→ **Work required**: Quote the whole listing word for word, please.

→ **Records to use**:
_ _ _ _ _

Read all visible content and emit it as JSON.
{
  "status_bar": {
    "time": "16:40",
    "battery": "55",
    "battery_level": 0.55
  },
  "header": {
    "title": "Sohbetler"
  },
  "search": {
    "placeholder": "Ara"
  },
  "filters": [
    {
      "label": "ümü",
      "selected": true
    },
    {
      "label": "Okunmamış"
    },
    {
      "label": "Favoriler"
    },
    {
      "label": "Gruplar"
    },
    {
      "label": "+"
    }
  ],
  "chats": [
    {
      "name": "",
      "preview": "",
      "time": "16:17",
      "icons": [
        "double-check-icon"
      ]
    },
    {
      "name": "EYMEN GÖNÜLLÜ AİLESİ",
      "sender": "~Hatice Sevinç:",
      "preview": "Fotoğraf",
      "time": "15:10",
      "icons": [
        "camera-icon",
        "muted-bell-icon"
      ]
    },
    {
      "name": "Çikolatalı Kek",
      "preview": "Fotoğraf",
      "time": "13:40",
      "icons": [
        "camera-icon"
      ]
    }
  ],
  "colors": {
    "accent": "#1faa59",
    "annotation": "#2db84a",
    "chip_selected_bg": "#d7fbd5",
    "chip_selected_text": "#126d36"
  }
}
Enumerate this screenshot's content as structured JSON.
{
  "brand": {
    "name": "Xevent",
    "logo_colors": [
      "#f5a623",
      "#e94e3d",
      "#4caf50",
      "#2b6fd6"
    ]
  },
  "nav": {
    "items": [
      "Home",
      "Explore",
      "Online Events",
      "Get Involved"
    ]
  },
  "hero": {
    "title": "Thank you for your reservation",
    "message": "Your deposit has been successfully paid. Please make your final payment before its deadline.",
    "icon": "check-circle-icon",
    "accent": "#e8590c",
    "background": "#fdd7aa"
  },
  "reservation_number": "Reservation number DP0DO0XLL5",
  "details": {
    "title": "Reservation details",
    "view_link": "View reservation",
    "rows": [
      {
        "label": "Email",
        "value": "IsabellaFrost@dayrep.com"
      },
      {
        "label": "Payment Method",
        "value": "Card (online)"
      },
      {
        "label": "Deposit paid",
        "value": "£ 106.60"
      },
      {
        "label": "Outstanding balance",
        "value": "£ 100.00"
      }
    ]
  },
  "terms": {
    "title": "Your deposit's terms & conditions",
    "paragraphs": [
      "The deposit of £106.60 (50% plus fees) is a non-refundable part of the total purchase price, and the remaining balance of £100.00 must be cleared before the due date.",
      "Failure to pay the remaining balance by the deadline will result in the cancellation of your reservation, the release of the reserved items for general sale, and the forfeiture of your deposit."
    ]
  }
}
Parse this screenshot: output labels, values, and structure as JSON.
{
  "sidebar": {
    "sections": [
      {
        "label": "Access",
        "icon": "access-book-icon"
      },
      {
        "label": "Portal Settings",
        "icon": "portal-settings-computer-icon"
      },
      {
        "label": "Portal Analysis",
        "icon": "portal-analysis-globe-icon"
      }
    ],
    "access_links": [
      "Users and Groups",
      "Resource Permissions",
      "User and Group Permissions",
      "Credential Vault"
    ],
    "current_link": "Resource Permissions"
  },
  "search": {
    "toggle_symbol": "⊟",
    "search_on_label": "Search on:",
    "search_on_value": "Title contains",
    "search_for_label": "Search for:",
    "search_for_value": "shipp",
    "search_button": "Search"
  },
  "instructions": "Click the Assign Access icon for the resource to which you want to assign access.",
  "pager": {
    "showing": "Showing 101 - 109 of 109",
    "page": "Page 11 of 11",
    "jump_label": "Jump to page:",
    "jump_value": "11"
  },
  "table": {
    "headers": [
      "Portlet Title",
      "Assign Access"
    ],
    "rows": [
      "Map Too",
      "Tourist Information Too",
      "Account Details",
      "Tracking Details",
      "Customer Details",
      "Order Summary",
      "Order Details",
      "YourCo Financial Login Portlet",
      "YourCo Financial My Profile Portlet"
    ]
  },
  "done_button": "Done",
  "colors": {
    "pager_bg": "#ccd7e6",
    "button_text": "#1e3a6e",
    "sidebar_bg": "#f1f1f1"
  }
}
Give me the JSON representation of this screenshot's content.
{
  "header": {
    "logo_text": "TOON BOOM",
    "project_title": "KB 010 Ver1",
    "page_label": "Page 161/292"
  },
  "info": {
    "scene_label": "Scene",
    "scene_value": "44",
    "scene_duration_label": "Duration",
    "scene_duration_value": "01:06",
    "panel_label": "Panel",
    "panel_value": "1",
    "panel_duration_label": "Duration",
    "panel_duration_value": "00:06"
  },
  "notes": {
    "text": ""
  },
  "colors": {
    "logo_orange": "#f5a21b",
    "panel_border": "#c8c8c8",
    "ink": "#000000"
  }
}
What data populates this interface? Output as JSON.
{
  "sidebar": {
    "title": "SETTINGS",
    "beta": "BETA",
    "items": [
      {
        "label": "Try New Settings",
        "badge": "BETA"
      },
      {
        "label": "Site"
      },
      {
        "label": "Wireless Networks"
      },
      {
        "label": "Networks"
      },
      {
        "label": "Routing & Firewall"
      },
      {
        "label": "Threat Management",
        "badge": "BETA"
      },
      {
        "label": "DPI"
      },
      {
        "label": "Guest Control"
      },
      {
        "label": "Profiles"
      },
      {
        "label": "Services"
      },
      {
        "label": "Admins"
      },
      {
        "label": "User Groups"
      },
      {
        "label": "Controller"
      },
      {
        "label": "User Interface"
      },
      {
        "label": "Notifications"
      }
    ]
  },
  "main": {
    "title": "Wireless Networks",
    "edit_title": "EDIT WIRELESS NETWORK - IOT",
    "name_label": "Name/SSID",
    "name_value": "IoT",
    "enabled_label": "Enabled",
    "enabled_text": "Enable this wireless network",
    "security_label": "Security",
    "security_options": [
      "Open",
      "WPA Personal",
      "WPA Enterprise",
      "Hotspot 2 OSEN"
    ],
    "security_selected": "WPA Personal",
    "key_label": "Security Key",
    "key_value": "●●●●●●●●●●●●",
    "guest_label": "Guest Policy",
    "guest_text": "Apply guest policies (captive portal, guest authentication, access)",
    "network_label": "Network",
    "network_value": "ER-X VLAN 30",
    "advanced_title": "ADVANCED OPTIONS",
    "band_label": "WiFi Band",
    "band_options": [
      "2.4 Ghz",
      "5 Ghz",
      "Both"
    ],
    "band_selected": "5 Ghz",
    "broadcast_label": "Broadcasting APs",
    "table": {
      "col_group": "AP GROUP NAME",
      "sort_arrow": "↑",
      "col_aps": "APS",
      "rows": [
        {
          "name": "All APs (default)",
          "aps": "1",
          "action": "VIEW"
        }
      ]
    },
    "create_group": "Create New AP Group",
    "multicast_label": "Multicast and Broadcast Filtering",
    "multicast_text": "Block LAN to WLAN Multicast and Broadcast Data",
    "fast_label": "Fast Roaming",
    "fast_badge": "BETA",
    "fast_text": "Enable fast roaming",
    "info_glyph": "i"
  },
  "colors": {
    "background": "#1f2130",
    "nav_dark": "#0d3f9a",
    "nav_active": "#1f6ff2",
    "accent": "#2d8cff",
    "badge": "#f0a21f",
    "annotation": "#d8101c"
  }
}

_ _ _ _ _

→ **Task result**:
Read all visible content and emit it as JSON.
{
  "status_bar": {
    "time": "16:40",
    "battery": "55",
    "battery_level": 0.55
  },
  "header": {
    "title": "Sohbetler"
  },
  "search": {
    "placeholder": "Ara"
  },
  "filters": [
    {
      "label": "ümü",
      "selected": true
    },
    {
      "label": "Okunmamış"
    },
    {
      "label": "Favoriler"
    },
    {
      "label": "Gruplar"
    },
    {
      "label": "+"
    }
  ],
  "chats": [
    {
      "name": "",
      "preview": "",
      "time": "16:17",
      "icons": [
        "double-check-icon"
      ]
    },
    {
      "name": "EYMEN GÖNÜLLÜ AİLESİ",
      "sender": "~Hatice Sevinç:",
      "preview": "Fotoğraf",
      "time": "15:10",
      "icons": [
        "camera-icon",
        "muted-bell-icon"
      ]
    },
    {
      "name": "Çikolatalı Kek",
      "preview": "Fotoğraf",
      "time": "13:40",
      "icons": [
        "camera-icon"
      ]
    }
  ],
  "colors": {
    "accent": "#1faa59",
    "annotation": "#2db84a",
    "chip_selected_bg": "#d7fbd5",
    "chip_selected_text": "#126d36"
  }
}
Enumerate this screenshot's content as structured JSON.
{
  "brand": {
    "name": "Xevent",
    "logo_colors": [
      "#f5a623",
      "#e94e3d",
      "#4caf50",
      "#2b6fd6"
    ]
  },
  "nav": {
    "items": [
      "Home",
      "Explore",
      "Online Events",
      "Get Involved"
    ]
  },
  "hero": {
    "title": "Thank you for your reservation",
    "message": "Your deposit has been successfully paid. Please make your final payment before its deadline.",
    "icon": "check-circle-icon",
    "accent": "#e8590c",
    "background": "#fdd7aa"
  },
  "reservation_number": "Reservation number DP0DO0XLL5",
  "details": {
    "title": "Reservation details",
    "view_link": "View reservation",
    "rows": [
      {
        "label": "Email",
        "value": "IsabellaFrost@dayrep.com"
      },
      {
        "label": "Payment Method",
        "value": "Card (online)"
      },
      {
        "label": "Deposit paid",
        "value": "£ 106.60"
      },
      {
        "label": "Outstanding balance",
        "value": "£ 100.00"
      }
    ]
  },
  "terms": {
    "title": "Your deposit's terms & conditions",
    "paragraphs": [
      "The deposit of £106.60 (50% plus fees) is a non-refundable part of the total purchase price, and the remaining balance of £100.00 must be cleared before the due date.",
      "Failure to pay the remaining balance by the deadline will result in the cancellation of your reservation, the release of the reserved items for general sale, and the forfeiture of your deposit."
    ]
  }
}
Parse this screenshot: output labels, values, and structure as JSON.
{
  "sidebar": {
    "sections": [
      {
        "label": "Access",
        "icon": "access-book-icon"
      },
      {
        "label": "Portal Settings",
        "icon": "portal-settings-computer-icon"
      },
      {
        "label": "Portal Analysis",
        "icon": "portal-analysis-globe-icon"
      }
    ],
    "access_links": [
      "Users and Groups",
      "Resource Permissions",
      "User and Group Permissions",
      "Credential Vault"
    ],
    "current_link": "Resource Permissions"
  },
  "search": {
    "toggle_symbol": "⊟",
    "search_on_label": "Search on:",
    "search_on_value": "Title contains",
    "search_for_label": "Search for:",
    "search_for_value": "shipp",
    "search_button": "Search"
  },
  "instructions": "Click the Assign Access icon for the resource to which you want to assign access.",
  "pager": {
    "showing": "Showing 101 - 109 of 109",
    "page": "Page 11 of 11",
    "jump_label": "Jump to page:",
    "jump_value": "11"
  },
  "table": {
    "headers": [
      "Portlet Title",
      "Assign Access"
    ],
    "rows": [
      "Map Too",
      "Tourist Information Too",
      "Account Details",
      "Tracking Details",
      "Customer Details",
      "Order Summary",
      "Order Details",
      "YourCo Financial Login Portlet",
      "YourCo Financial My Profile Portlet"
    ]
  },
  "done_button": "Done",
  "colors": {
    "pager_bg": "#ccd7e6",
    "button_text": "#1e3a6e",
    "sidebar_bg": "#f1f1f1"
  }
}
Give me the JSON representation of this screenshot's content.
{
  "header": {
    "logo_text": "TOON BOOM",
    "project_title": "KB 010 Ver1",
    "page_label": "Page 161/292"
  },
  "info": {
    "scene_label": "Scene",
    "scene_value": "44",
    "scene_duration_label": "Duration",
    "scene_duration_value": "01:06",
    "panel_label": "Panel",
    "panel_value": "1",
    "panel_duration_label": "Duration",
    "panel_duration_value": "00:06"
  },
  "notes": {
    "text": ""
  },
  "colors": {
    "logo_orange": "#f5a21b",
    "panel_border": "#c8c8c8",
    "ink": "#000000"
  }
}
What data populates this interface? Output as JSON.
{
  "sidebar": {
    "title": "SETTINGS",
    "beta": "BETA",
    "items": [
      {
        "label": "Try New Settings",
        "badge": "BETA"
      },
      {
        "label": "Site"
      },
      {
        "label": "Wireless Networks"
      },
      {
        "label": "Networks"
      },
      {
        "label": "Routing & Firewall"
      },
      {
        "label": "Threat Management",
        "badge": "BETA"
      },
      {
        "label": "DPI"
      },
      {
        "label": "Guest Control"
      },
      {
        "label": "Profiles"
      },
      {
        "label": "Services"
      },
      {
        "label": "Admins"
      },
      {
        "label": "User Groups"
      },
      {
        "label": "Controller"
      },
      {
        "label": "User Interface"
      },
      {
        "label": "Notifications"
      }
    ]
  },
  "main": {
    "title": "Wireless Networks",
    "edit_title": "EDIT WIRELESS NETWORK - IOT",
    "name_label": "Name/SSID",
    "name_value": "IoT",
    "enabled_label": "Enabled",
    "enabled_text": "Enable this wireless network",
    "security_label": "Security",
    "security_options": [
      "Open",
      "WPA Personal",
      "WPA Enterprise",
      "Hotspot 2 OSEN"
    ],
    "security_selected": "WPA Personal",
    "key_label": "Security Key",
    "key_value": "●●●●●●●●●●●●",
    "guest_label": "Guest Policy",
    "guest_text": "Apply guest policies (captive portal, guest authentication, access)",
    "network_label": "Network",
    "network_value": "ER-X VLAN 30",
    "advanced_title": "ADVANCED OPTIONS",
    "band_label": "WiFi Band",
    "band_options": [
      "2.4 Ghz",
      "5 Ghz",
      "Both"
    ],
    "band_selected": "5 Ghz",
    "broadcast_label": "Broadcasting APs",
    "table": {
      "col_group": "AP GROUP NAME",
      "sort_arrow": "↑",
      "col_aps": "APS",
      "rows": [
        {
          "name": "All APs (default)",
          "aps": "1",
          "action": "VIEW"
        }
      ]
    },
    "create_group": "Create New AP Group",
    "multicast_label": "Multicast and Broadcast Filtering",
    "multicast_text": "Block LAN to WLAN Multicast and Broadcast Data",
    "fast_label": "Fast Roaming",
    "fast_badge": "BETA",
    "fast_text": "Enable fast roaming",
    "info_glyph": "i"
  },
  "colors": {
    "background": "#1f2130",
    "nav_dark": "#0d3f9a",
    "nav_active": "#1f6ff2",
    "accent": "#2d8cff",
    "badge": "#f0a21f",
    "annotation": "#d8101c"
  }
}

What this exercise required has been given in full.